Entries from a dataset
══════════
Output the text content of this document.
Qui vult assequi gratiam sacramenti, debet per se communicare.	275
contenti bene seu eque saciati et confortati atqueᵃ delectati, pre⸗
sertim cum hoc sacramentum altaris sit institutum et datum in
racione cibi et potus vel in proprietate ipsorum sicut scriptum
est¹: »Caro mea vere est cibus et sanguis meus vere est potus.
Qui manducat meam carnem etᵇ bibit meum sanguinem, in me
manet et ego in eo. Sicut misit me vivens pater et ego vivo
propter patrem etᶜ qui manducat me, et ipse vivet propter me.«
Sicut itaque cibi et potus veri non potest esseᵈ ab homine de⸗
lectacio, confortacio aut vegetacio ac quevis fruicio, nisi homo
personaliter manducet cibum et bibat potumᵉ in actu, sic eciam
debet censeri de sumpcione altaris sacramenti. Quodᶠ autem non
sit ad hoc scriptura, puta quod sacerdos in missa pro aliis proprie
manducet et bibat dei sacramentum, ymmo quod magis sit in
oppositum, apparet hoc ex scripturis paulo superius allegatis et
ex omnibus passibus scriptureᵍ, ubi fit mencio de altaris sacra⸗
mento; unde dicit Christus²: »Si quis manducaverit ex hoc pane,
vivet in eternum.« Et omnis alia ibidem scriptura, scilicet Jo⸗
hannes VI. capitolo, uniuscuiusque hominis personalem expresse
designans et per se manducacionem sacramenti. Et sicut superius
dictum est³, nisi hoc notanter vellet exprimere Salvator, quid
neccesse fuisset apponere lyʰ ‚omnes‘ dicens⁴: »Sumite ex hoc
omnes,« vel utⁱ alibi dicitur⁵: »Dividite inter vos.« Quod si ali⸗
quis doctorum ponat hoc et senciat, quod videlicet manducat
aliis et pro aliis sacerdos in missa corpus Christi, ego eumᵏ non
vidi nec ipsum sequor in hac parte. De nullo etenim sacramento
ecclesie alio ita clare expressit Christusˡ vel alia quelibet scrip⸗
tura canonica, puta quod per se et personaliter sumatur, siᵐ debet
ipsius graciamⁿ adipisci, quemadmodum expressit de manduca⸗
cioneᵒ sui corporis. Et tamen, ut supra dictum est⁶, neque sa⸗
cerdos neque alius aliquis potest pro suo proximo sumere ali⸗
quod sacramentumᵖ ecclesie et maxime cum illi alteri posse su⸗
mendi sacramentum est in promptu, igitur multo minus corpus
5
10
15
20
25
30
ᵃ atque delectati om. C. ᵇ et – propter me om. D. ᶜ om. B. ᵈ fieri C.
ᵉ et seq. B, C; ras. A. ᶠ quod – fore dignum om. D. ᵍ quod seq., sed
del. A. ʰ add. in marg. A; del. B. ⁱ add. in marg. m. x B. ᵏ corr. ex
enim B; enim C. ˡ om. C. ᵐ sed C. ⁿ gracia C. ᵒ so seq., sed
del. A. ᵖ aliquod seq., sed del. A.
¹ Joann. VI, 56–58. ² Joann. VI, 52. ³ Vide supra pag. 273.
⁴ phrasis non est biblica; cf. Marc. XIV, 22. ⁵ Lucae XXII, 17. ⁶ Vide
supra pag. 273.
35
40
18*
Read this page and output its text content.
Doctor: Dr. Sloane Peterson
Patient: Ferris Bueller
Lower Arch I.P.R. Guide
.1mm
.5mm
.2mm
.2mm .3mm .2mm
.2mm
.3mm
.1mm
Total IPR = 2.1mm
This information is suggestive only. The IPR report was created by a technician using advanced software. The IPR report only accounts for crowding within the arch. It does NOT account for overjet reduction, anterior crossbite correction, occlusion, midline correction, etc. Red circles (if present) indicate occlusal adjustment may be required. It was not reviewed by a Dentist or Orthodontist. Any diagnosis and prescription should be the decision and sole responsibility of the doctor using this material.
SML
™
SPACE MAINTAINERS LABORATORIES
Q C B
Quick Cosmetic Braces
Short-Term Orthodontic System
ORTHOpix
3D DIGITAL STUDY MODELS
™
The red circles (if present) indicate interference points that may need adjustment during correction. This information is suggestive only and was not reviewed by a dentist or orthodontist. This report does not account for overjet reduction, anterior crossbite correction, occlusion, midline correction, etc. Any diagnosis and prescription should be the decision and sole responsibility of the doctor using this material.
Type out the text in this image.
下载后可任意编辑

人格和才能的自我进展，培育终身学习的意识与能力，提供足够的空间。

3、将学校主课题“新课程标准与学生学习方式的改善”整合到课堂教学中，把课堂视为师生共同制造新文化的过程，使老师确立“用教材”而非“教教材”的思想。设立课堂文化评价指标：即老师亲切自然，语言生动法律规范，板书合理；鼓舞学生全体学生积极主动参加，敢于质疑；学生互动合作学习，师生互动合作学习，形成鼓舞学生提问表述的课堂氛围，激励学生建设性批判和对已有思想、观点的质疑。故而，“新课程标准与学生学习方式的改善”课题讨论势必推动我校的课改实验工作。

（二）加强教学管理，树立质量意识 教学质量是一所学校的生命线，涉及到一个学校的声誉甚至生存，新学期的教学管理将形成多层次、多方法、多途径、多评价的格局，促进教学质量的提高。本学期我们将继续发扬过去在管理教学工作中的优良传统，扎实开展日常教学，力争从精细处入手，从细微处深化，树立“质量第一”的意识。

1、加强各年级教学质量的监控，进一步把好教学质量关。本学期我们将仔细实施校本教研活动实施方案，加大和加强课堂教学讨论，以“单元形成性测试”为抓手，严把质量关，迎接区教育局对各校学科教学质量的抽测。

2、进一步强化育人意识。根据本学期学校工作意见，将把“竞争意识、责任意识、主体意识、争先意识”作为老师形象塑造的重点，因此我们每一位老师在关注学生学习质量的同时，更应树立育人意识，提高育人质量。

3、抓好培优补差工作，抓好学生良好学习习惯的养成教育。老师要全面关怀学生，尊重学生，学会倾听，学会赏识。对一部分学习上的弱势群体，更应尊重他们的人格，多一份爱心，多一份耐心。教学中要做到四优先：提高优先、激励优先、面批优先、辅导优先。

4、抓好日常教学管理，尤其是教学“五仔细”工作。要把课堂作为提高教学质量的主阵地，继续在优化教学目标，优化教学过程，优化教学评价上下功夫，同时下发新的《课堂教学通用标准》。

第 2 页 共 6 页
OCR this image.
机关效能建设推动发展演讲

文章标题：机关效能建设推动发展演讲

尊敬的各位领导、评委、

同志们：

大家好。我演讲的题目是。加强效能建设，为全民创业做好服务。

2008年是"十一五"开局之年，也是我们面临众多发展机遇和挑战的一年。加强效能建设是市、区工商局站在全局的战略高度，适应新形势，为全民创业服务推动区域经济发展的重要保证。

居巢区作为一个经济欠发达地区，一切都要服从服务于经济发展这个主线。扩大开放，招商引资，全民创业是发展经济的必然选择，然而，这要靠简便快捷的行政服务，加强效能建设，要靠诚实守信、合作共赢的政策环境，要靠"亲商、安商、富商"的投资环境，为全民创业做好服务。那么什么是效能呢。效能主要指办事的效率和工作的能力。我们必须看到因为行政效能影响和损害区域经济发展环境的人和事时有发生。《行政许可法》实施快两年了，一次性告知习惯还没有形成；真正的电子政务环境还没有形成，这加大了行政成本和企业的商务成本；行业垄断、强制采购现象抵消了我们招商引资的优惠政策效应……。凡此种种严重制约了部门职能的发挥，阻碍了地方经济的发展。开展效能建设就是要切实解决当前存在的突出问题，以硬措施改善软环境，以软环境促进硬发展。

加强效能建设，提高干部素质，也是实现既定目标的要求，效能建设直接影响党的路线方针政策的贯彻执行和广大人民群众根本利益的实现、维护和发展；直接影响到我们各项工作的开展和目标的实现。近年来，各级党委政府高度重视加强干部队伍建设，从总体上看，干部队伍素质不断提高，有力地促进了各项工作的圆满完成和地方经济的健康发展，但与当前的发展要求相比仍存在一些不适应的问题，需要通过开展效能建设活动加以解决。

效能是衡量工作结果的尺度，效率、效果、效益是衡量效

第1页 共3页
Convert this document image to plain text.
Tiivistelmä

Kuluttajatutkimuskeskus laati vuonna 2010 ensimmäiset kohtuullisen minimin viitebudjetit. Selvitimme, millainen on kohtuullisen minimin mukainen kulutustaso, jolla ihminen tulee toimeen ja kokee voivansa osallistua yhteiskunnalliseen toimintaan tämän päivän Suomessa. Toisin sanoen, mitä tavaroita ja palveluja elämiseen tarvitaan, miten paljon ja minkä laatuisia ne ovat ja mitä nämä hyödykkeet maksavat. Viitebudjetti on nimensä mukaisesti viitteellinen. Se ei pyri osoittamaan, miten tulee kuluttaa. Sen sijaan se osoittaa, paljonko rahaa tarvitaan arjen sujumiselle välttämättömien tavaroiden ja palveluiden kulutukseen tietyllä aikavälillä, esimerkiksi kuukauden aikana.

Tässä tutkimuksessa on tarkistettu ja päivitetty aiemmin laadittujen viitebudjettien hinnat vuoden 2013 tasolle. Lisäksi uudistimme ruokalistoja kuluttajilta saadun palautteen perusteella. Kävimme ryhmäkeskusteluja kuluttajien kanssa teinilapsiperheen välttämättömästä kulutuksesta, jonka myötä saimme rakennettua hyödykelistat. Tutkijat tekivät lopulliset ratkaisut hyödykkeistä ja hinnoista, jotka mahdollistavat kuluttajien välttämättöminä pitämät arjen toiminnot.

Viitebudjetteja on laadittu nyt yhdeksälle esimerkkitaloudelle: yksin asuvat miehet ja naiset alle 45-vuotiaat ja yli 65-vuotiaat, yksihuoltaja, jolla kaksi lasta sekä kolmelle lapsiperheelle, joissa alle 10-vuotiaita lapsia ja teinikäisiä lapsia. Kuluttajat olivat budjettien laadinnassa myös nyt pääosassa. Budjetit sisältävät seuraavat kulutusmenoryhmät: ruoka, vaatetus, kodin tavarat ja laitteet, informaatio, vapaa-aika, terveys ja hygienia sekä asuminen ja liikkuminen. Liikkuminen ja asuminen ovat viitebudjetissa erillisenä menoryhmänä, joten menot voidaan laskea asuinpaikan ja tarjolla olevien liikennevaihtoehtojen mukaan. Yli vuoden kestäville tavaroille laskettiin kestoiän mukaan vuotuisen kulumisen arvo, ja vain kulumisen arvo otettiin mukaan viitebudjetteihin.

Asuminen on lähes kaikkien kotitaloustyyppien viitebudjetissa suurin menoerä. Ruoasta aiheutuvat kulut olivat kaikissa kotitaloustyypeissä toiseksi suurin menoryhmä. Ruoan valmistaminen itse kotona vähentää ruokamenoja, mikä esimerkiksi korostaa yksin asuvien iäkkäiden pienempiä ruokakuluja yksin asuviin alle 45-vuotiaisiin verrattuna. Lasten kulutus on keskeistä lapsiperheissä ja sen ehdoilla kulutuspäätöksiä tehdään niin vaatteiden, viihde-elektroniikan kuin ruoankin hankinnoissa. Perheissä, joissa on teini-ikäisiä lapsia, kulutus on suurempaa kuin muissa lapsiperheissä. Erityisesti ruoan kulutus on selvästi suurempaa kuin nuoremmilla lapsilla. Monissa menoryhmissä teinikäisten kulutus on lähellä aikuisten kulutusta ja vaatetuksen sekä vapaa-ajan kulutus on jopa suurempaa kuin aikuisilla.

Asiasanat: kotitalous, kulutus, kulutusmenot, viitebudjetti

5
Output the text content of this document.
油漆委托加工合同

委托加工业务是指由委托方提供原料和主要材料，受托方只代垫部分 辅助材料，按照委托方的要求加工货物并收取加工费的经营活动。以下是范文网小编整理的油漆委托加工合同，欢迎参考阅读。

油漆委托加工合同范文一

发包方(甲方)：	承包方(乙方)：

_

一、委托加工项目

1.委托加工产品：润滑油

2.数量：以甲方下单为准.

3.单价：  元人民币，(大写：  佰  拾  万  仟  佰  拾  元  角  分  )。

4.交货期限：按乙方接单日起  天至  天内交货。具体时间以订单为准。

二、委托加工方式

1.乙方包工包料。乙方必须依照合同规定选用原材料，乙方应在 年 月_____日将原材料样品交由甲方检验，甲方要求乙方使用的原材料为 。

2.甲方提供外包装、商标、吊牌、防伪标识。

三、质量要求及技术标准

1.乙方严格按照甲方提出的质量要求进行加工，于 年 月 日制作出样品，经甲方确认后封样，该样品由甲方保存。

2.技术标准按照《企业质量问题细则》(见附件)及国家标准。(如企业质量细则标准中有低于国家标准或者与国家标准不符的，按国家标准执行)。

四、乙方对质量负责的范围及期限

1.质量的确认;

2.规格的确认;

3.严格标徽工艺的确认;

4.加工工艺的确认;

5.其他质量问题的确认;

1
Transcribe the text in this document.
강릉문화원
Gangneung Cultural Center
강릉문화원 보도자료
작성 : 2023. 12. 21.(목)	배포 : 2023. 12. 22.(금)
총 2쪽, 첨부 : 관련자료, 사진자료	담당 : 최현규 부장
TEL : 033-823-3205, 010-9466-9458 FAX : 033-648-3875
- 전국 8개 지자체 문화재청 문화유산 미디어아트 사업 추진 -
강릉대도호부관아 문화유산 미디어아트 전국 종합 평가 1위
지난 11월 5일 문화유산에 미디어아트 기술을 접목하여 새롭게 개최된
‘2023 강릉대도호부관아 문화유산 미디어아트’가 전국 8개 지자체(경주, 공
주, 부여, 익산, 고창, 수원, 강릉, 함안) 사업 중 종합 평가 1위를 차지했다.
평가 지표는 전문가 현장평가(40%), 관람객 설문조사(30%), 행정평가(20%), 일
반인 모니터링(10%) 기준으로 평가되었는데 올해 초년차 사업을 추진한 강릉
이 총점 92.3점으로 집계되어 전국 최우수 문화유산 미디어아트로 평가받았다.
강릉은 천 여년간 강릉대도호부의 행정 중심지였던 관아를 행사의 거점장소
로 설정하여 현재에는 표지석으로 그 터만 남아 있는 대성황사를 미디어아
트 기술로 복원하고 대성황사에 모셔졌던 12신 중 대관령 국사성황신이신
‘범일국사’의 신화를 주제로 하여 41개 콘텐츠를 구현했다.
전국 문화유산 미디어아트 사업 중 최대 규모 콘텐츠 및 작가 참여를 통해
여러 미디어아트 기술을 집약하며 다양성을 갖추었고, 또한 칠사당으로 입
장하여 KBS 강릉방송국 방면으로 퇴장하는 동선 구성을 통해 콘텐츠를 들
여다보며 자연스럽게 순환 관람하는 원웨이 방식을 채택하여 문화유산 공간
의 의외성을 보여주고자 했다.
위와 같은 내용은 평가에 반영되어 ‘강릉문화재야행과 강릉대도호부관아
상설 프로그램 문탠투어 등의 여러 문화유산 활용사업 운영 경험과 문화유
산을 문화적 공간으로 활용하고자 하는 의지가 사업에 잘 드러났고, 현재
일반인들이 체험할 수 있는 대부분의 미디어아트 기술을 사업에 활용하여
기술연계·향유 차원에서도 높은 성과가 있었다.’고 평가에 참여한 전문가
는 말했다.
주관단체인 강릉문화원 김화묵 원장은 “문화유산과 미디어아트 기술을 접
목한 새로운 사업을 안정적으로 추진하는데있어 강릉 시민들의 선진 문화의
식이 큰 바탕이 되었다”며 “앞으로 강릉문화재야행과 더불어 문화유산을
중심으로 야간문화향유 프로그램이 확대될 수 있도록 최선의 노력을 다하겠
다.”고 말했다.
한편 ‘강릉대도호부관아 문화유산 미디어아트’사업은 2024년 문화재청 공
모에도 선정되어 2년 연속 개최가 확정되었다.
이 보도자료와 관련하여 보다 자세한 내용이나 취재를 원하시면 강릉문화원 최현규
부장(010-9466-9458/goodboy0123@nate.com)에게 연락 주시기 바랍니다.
══════════
◆ The task ◆
From the data above, copy each line that holds "crossbite".

◆ Task output ◆
This information is suggestive only. The IPR report was created by a technician using advanced software. The IPR report only accounts for crowding within the arch. It does NOT account for overjet reduction, anterior crossbite correction, occlusion, midline correction, etc. Red circles (if present) indicate occlusal adjustment may be required. It was not reviewed by a Dentist or Orthodontist. Any diagnosis and prescription should be the decision and sole responsibility of the doctor using this material.
The red circles (if present) indicate interference points that may need adjustment during correction. This information is suggestive only and was not reviewed by a dentist or orthodontist. This report does not account for overjet reduction, anterior crossbite correction, occlusion, midline correction, etc. Any diagnosis and prescription should be the decision and sole responsibility of the doctor using this material.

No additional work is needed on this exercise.